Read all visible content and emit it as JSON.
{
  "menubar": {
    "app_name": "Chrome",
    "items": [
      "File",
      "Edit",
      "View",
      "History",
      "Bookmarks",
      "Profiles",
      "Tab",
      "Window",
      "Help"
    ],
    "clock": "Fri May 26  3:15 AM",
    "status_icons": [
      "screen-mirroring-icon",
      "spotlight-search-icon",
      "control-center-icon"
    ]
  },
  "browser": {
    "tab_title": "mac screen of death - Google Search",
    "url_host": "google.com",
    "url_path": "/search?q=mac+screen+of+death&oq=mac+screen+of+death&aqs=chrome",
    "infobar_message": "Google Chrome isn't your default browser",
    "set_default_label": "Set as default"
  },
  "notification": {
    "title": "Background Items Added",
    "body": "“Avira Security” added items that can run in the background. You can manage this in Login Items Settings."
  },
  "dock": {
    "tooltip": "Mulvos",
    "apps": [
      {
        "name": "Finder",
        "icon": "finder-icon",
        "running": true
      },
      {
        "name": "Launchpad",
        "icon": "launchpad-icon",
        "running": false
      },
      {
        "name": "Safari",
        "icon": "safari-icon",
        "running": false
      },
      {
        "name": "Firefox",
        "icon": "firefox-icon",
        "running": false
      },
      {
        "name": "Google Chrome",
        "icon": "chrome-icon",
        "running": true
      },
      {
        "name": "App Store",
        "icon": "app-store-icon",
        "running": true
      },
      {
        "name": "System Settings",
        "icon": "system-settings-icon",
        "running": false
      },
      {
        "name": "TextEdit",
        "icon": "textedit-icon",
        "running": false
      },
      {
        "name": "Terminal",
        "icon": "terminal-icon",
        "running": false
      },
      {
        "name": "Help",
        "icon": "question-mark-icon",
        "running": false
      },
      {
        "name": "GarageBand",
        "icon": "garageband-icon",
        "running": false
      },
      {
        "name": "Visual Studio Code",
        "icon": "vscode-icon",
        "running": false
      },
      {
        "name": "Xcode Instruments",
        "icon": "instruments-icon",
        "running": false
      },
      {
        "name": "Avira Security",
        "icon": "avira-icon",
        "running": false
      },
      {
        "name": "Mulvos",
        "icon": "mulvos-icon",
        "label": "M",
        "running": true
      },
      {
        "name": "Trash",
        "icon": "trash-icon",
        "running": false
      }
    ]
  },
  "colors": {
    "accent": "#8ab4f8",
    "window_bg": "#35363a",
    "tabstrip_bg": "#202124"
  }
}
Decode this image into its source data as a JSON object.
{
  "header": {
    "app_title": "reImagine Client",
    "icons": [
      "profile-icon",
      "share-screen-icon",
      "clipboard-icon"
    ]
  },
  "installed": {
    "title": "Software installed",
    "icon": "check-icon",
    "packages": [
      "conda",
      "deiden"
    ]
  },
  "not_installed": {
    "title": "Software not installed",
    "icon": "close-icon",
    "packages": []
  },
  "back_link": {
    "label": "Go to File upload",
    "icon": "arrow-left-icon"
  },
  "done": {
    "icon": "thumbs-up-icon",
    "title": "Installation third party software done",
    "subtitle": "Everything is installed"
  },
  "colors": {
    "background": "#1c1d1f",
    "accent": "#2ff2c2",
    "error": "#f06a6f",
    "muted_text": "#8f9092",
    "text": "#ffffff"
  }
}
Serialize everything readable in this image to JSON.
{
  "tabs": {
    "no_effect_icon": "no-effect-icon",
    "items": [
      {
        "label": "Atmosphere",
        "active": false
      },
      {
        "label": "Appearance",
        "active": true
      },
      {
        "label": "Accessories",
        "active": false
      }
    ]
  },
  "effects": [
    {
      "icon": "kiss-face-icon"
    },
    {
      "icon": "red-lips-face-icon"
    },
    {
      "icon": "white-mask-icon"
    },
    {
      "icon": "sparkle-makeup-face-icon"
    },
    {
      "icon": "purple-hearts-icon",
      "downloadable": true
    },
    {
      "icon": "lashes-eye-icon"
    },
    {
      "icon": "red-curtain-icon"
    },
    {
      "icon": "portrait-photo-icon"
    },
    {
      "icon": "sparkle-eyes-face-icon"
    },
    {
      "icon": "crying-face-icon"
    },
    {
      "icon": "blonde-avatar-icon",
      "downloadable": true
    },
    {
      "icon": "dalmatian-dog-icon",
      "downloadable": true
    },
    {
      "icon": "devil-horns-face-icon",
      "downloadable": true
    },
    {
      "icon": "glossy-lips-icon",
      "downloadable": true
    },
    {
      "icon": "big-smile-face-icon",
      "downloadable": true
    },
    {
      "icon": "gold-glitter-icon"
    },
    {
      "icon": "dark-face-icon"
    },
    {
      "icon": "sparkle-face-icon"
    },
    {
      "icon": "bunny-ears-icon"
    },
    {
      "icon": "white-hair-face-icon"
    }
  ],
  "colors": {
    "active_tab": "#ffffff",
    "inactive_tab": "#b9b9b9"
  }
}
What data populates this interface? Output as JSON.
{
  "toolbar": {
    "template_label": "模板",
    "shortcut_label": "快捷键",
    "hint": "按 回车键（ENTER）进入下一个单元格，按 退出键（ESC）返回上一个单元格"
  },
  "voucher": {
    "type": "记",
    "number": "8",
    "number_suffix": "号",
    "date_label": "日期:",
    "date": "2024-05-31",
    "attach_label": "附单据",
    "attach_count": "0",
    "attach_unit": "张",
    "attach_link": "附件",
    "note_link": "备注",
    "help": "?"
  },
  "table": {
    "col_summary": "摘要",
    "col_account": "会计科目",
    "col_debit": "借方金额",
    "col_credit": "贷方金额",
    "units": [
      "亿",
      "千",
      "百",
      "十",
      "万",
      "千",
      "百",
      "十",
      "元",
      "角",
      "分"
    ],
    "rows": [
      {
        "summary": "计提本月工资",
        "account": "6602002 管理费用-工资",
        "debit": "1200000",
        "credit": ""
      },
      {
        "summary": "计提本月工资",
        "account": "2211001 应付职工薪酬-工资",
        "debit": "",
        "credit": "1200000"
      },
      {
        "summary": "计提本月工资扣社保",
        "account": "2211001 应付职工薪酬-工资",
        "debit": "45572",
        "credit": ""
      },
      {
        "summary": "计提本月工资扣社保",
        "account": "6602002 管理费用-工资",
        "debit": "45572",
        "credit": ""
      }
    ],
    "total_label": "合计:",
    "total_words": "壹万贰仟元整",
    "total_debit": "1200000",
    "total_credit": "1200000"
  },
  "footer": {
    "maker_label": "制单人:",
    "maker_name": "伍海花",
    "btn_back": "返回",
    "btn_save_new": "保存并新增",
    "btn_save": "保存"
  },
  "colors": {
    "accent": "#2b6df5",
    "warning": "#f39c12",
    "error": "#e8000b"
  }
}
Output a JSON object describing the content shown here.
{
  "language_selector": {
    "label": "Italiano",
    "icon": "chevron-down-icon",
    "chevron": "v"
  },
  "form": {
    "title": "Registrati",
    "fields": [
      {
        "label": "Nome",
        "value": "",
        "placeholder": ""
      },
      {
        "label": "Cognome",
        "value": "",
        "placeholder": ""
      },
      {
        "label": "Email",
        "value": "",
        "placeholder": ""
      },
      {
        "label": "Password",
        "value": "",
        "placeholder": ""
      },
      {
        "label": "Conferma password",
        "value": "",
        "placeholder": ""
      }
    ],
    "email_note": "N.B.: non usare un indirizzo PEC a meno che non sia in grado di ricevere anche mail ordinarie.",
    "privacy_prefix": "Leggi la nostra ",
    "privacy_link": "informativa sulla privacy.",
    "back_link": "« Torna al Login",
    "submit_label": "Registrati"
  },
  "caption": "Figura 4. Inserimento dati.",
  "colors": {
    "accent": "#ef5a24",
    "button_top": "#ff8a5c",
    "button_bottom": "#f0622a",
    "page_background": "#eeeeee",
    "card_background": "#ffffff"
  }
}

__________

■ **What the task asks**: Work out how many lines of the listing above include the word "data". Report only the number.

■ **Output of the task**: 2